(Recorded data)

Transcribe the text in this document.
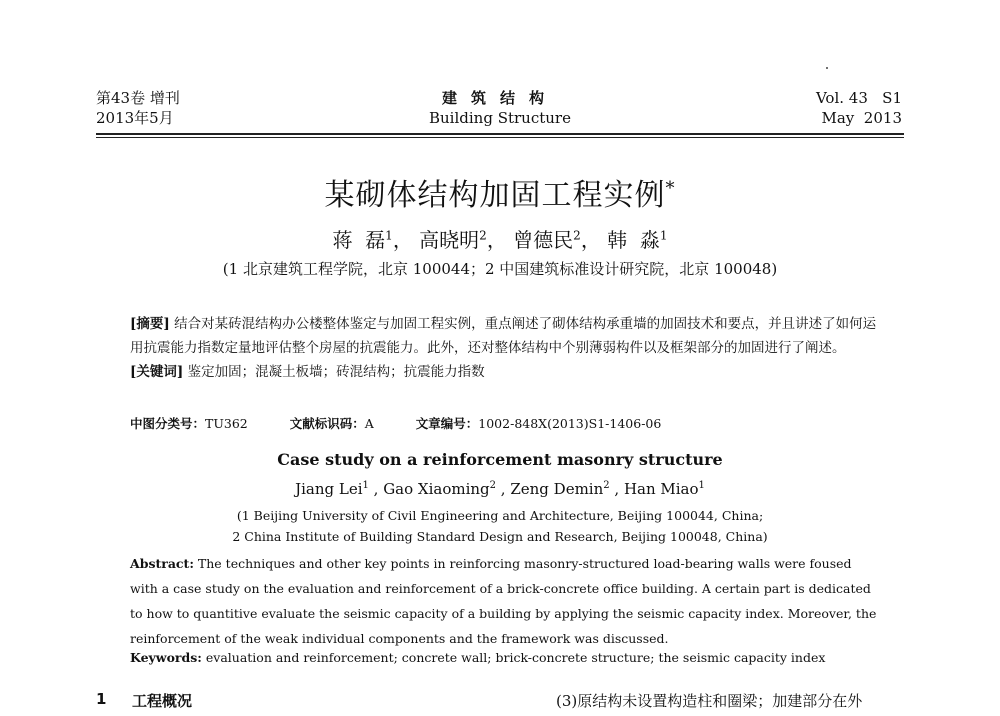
第43卷 增刊
2013年5月
建筑结构
Building Structure
Vol. 43   S1
May  2013
某砌体结构加固工程实例*
蒋  磊$^1$， 高晓明$^2$， 曾德民$^2$， 韩  淼$^1$
(1 北京建筑工程学院，北京 100044；2 中国建筑标准设计研究院，北京 100048)
[摘要] 结合对某砖混结构办公楼整体鉴定与加固工程实例，重点阐述了砌体结构承重墙的加固技术和要点，并且讲述了如何运用抗震能力指数定量地评估整个房屋的抗震能力。此外，还对整体结构中个别薄弱构件以及框架部分的加固进行了阐述。
[关键词] 鉴定加固；混凝土板墙；砖混结构；抗震能力指数
中图分类号：TU362	文献标识码：A	文章编号：1002-848X(2013)S1-1406-06
Case study on a reinforcement masonry structure
Jiang Lei$^1$ , Gao Xiaoming$^2$ , Zeng Demin$^2$ , Han Miao$^1$
(1 Beijing University of Civil Engineering and Architecture, Beijing 100044, China;
2 China Institute of Building Standard Design and Research, Beijing 100048, China)
Abstract: The techniques and other key points in reinforcing masonry-structured load-bearing walls were foused with a case study on the evaluation and reinforcement of a brick-concrete office building. A certain part is dedicated to how to quantitive evaluate the seismic capacity of a building by applying the seismic capacity index. Moreover, the reinforcement of the weak individual components and the framework was discussed.
Keywords: evaluation and reinforcement; concrete wall; brick-concrete structure; the seismic capacity index
1 工程概况	(3)原结构未设置构造柱和圈梁；加建部分在外
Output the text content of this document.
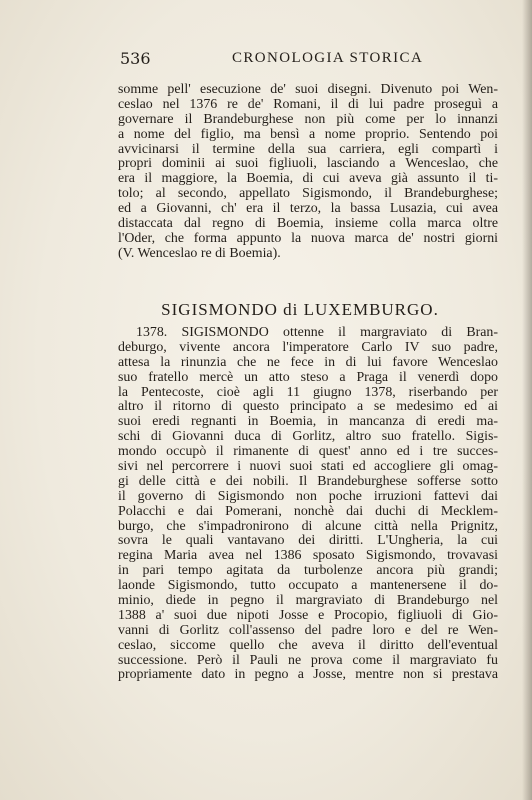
536	CRONOLOGIA STORICA
somme pell' esecuzione de' suoi disegni. Divenuto poi Wen-
ceslao nel 1376 re de' Romani, il di lui padre proseguì a
governare il Brandeburghese non più come per lo innanzi
a nome del figlio, ma bensì a nome proprio. Sentendo poi
avvicinarsi il termine della sua carriera, egli compartì i
propri dominii ai suoi figliuoli, lasciando a Wenceslao, che
era il maggiore, la Boemia, di cui aveva già assunto il ti-
tolo; al secondo, appellato Sigismondo, il Brandeburghese;
ed a Giovanni, ch' era il terzo, la bassa Lusazia, cui avea
distaccata dal regno di Boemia, insieme colla marca oltre
l'Oder, che forma appunto la nuova marca de' nostri giorni
(V. Wenceslao re di Boemia).
SIGISMONDO di LUXEMBURGO.
1378. SIGISMONDO ottenne il margraviato di Bran-
deburgo, vivente ancora l'imperatore Carlo IV suo padre,
attesa la rinunzia che ne fece in di lui favore Wenceslao
suo fratello mercè un atto steso a Praga il venerdì dopo
la Pentecoste, cioè agli 11 giugno 1378, riserbando per
altro il ritorno di questo principato a se medesimo ed ai
suoi eredi regnanti in Boemia, in mancanza di eredi ma-
schi di Giovanni duca di Gorlitz, altro suo fratello. Sigis-
mondo occupò il rimanente di quest' anno ed i tre succes-
sivi nel percorrere i nuovi suoi stati ed accogliere gli omag-
gi delle città e dei nobili. Il Brandeburghese sofferse sotto
il governo di Sigismondo non poche irruzioni fattevi dai
Polacchi e dai Pomerani, nonchè dai duchi di Mecklem-
burgo, che s'impadronirono di alcune città nella Prignitz,
sovra le quali vantavano dei diritti. L'Ungheria, la cui
regina Maria avea nel 1386 sposato Sigismondo, trovavasi
in pari tempo agitata da turbolenze ancora più grandi;
laonde Sigismondo, tutto occupato a mantenersene il do-
minio, diede in pegno il margraviato di Brandeburgo nel
1388 a' suoi due nipoti Josse e Procopio, figliuoli di Gio-
vanni di Gorlitz coll'assenso del padre loro e del re Wen-
ceslao, siccome quello che aveva il diritto dell'eventual
successione. Però il Pauli ne prova come il margraviato fu
propriamente dato in pegno a Josse, mentre non si prestava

• [Written exercise] Find each line holding the word "Beijing" and copy it.

• [Result of the task]
(1 Beijing University of Civil Engineering and Architecture, Beijing 100044, China;
2 China Institute of Building Standard Design and Research, Beijing 100048, China)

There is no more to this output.